GOAL: Scan the material that follows. Copy every line containing the word "free".

* Start LISTED ENTRIES *

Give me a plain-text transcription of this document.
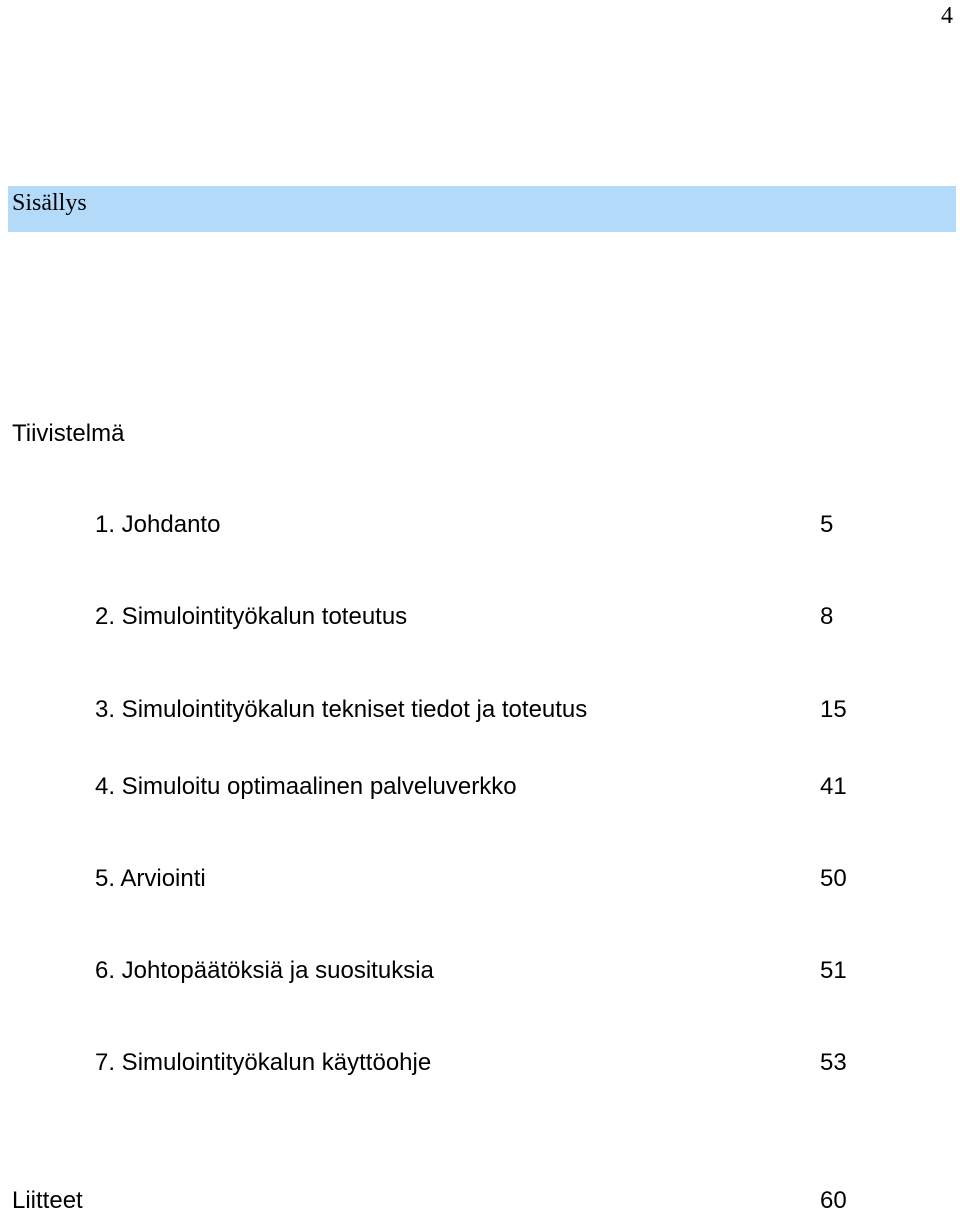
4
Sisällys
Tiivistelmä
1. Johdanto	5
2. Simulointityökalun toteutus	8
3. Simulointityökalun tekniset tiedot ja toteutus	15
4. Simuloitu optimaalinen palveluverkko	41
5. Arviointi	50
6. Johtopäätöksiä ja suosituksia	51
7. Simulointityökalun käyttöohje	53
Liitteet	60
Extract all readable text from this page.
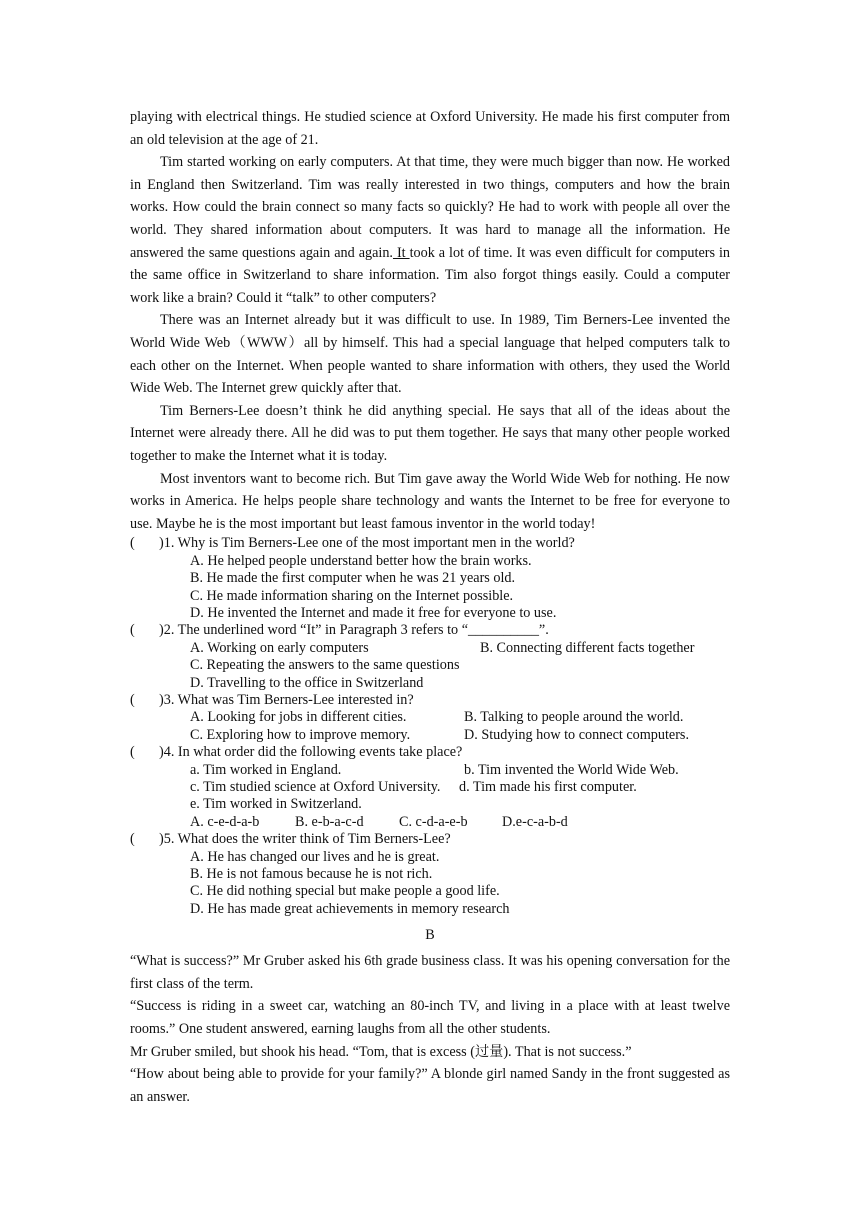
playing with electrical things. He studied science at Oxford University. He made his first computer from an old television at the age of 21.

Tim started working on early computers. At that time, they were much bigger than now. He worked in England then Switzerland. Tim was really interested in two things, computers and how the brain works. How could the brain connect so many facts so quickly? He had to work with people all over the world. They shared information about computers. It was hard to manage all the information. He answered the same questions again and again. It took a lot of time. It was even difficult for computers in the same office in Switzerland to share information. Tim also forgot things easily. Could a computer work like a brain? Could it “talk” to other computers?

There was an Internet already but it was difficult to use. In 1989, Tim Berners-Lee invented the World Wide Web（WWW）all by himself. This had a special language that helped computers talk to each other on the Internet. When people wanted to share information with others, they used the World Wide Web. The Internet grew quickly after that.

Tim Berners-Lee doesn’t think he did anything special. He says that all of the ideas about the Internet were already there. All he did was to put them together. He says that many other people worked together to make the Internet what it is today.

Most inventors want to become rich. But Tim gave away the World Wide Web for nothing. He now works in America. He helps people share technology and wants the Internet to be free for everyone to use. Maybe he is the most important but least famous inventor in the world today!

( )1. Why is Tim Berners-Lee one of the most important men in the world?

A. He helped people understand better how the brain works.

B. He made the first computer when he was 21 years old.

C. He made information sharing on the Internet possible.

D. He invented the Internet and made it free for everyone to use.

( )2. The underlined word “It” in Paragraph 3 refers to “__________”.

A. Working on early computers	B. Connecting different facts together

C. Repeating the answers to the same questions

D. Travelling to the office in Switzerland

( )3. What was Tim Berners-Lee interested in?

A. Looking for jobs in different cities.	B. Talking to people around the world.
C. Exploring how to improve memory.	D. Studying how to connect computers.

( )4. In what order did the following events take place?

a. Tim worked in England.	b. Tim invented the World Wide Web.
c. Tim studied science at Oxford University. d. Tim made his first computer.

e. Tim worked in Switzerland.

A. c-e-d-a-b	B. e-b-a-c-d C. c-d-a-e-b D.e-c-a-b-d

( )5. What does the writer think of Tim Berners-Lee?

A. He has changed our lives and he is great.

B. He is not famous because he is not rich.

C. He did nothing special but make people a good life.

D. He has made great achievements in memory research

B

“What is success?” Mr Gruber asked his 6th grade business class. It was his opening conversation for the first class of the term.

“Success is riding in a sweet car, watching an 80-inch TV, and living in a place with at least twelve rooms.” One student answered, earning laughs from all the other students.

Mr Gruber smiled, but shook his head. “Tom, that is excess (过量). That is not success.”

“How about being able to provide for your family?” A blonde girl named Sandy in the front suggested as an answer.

* End LISTED ENTRIES *

OUTPUT BELOW:
Most inventors want to become rich. But Tim gave away the World Wide Web for nothing. He now works in America. He helps people share technology and wants the Internet to be free for everyone to use. Maybe he is the most important but least famous inventor in the world today!
D. He invented the Internet and made it free for everyone to use.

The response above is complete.